Required work:
Pick out each line of the records in which the word "RENDA" appears.

Dataset extract:
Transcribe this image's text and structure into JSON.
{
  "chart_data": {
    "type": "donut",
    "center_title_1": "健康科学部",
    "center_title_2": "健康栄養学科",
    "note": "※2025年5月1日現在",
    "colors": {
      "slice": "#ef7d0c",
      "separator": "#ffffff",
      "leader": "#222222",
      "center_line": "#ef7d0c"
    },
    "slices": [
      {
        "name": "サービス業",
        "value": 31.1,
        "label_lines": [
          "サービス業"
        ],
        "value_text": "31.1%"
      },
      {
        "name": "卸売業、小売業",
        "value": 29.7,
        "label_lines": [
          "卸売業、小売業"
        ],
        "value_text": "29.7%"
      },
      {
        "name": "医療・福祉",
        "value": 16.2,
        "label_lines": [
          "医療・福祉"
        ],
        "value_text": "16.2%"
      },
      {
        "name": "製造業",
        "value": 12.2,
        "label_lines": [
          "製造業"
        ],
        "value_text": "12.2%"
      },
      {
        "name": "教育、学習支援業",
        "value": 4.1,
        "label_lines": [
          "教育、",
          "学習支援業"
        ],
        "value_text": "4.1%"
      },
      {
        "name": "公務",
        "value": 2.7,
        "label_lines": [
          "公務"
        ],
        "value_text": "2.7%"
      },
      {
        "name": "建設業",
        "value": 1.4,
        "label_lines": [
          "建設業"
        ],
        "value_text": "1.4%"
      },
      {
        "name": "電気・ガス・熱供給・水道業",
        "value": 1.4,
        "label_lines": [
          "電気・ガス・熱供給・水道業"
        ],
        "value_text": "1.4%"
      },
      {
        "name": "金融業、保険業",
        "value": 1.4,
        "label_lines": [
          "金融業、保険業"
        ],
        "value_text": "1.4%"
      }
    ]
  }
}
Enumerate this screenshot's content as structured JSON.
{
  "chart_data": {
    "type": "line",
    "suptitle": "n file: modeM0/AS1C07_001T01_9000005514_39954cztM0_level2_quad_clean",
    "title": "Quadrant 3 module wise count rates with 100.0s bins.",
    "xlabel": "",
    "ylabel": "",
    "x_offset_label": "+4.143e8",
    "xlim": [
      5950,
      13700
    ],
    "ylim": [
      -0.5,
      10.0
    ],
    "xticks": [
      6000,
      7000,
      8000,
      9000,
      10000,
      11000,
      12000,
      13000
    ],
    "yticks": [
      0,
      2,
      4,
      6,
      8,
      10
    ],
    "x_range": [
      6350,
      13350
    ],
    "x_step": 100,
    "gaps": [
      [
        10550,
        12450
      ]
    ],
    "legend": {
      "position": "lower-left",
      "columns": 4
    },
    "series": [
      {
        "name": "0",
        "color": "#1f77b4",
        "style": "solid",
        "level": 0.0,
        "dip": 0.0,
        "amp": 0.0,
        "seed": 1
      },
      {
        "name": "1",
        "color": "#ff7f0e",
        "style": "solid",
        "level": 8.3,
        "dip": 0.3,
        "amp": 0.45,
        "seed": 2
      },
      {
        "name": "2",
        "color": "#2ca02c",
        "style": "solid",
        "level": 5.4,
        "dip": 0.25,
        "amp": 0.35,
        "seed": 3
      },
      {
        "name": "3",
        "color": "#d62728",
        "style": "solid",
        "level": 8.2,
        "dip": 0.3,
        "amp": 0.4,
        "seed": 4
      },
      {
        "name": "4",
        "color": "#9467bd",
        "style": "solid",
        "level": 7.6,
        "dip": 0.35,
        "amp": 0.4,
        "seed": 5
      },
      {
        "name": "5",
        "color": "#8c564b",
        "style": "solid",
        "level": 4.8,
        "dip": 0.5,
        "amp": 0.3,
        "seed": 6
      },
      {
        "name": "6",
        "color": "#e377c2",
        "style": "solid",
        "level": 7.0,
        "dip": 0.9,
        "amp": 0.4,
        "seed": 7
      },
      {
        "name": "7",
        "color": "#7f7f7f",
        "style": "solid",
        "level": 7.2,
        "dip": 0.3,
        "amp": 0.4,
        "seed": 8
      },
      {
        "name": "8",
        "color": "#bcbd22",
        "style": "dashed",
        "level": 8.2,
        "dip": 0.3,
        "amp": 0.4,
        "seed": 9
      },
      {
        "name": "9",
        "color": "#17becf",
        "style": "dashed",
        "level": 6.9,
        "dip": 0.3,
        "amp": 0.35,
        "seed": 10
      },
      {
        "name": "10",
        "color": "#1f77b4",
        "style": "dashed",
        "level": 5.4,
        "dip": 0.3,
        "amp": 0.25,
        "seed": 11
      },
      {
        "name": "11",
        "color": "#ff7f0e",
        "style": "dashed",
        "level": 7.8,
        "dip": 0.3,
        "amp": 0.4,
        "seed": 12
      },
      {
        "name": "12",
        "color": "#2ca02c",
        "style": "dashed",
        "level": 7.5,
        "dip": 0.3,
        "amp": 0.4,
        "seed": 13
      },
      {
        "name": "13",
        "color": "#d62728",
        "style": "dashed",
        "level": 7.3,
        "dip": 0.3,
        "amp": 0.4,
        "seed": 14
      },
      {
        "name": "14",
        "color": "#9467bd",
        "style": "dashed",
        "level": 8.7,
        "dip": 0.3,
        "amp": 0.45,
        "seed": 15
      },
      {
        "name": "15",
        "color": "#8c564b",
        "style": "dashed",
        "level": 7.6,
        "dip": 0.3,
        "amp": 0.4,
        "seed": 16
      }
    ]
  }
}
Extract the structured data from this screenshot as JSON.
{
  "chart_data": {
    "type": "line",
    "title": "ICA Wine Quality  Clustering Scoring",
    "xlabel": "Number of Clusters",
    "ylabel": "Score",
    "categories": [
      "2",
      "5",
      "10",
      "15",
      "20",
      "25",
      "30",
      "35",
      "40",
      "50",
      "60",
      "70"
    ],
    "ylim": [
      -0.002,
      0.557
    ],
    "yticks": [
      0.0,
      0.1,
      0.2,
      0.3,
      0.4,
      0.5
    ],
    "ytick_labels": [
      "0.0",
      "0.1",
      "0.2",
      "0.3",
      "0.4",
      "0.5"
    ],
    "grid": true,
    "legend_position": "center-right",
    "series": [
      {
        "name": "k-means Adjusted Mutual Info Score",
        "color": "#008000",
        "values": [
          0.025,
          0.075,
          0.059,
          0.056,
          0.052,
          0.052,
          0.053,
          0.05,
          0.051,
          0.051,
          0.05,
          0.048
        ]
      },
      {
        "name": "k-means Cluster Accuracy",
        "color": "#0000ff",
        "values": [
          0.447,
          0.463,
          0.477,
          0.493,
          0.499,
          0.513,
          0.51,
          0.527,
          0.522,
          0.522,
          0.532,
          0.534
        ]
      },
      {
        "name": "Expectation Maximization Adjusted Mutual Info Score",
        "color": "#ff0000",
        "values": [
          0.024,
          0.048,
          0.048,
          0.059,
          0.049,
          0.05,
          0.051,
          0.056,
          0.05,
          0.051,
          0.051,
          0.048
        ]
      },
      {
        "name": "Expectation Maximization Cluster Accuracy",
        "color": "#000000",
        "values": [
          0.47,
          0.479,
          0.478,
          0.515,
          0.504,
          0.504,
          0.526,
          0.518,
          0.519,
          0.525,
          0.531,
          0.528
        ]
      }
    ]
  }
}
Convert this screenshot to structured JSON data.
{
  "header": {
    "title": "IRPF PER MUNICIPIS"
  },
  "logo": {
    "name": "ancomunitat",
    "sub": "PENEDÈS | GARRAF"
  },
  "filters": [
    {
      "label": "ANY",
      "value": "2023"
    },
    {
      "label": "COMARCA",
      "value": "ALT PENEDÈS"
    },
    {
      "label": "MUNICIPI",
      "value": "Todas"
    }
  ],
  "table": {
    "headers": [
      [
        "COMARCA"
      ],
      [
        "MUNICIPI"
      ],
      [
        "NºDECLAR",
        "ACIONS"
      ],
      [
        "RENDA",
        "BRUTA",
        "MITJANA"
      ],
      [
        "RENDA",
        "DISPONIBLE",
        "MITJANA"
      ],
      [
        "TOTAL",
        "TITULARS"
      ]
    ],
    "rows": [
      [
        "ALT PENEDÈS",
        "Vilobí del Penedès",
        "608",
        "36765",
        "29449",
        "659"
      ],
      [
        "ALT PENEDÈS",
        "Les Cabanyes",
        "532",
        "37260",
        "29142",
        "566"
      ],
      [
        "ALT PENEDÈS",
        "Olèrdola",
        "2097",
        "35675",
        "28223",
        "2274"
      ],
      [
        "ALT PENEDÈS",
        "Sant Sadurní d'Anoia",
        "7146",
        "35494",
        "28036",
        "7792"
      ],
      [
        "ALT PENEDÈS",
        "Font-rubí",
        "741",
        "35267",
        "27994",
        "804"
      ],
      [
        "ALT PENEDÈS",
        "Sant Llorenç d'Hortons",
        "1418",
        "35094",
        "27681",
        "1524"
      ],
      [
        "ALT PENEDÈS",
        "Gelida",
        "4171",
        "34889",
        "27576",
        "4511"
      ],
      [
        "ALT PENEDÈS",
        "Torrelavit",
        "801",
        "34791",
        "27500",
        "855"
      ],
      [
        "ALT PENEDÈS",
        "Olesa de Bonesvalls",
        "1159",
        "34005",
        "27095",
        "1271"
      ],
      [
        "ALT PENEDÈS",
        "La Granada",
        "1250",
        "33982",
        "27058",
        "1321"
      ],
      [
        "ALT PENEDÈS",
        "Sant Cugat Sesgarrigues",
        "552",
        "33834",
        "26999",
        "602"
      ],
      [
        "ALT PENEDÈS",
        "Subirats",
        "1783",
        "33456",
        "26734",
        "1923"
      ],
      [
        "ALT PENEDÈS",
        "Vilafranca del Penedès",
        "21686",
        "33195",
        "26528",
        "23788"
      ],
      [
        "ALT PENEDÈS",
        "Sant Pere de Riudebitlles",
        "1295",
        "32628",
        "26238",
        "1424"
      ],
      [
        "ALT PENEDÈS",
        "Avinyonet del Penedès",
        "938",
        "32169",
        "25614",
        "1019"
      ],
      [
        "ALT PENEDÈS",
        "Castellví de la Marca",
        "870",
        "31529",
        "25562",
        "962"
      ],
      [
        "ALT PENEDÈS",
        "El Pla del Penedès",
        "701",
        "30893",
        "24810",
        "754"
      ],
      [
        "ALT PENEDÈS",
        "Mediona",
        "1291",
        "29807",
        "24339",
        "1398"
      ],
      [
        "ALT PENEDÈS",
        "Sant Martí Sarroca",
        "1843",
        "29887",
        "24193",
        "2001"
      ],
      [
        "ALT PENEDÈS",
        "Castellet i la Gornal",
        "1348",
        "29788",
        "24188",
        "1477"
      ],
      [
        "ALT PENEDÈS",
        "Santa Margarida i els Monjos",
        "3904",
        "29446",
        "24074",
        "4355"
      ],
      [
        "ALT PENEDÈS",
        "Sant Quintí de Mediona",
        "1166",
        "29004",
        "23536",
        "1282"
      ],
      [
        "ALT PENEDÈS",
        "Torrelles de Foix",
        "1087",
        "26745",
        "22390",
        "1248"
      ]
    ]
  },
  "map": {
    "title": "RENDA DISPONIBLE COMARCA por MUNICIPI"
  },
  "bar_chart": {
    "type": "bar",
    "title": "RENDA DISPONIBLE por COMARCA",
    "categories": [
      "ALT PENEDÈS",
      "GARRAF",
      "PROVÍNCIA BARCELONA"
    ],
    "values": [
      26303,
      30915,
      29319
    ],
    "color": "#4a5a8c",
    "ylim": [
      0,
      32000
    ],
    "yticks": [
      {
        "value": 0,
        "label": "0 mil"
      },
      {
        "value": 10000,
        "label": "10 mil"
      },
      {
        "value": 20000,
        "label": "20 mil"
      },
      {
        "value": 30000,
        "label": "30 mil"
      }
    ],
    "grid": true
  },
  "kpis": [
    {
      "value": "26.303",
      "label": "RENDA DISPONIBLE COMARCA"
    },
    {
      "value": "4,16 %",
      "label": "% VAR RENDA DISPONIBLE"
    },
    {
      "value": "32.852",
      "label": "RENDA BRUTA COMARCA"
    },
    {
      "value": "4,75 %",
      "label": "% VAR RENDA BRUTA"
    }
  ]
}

Response for this exercise:
        "RENDA",
        "RENDA",
    "title": "RENDA DISPONIBLE COMARCA por MUNICIPI"
    "title": "RENDA DISPONIBLE por COMARCA",
      "label": "RENDA DISPONIBLE COMARCA"
      "label": "% VAR RENDA DISPONIBLE"
      "label": "RENDA BRUTA COMARCA"
      "label": "% VAR RENDA BRUTA"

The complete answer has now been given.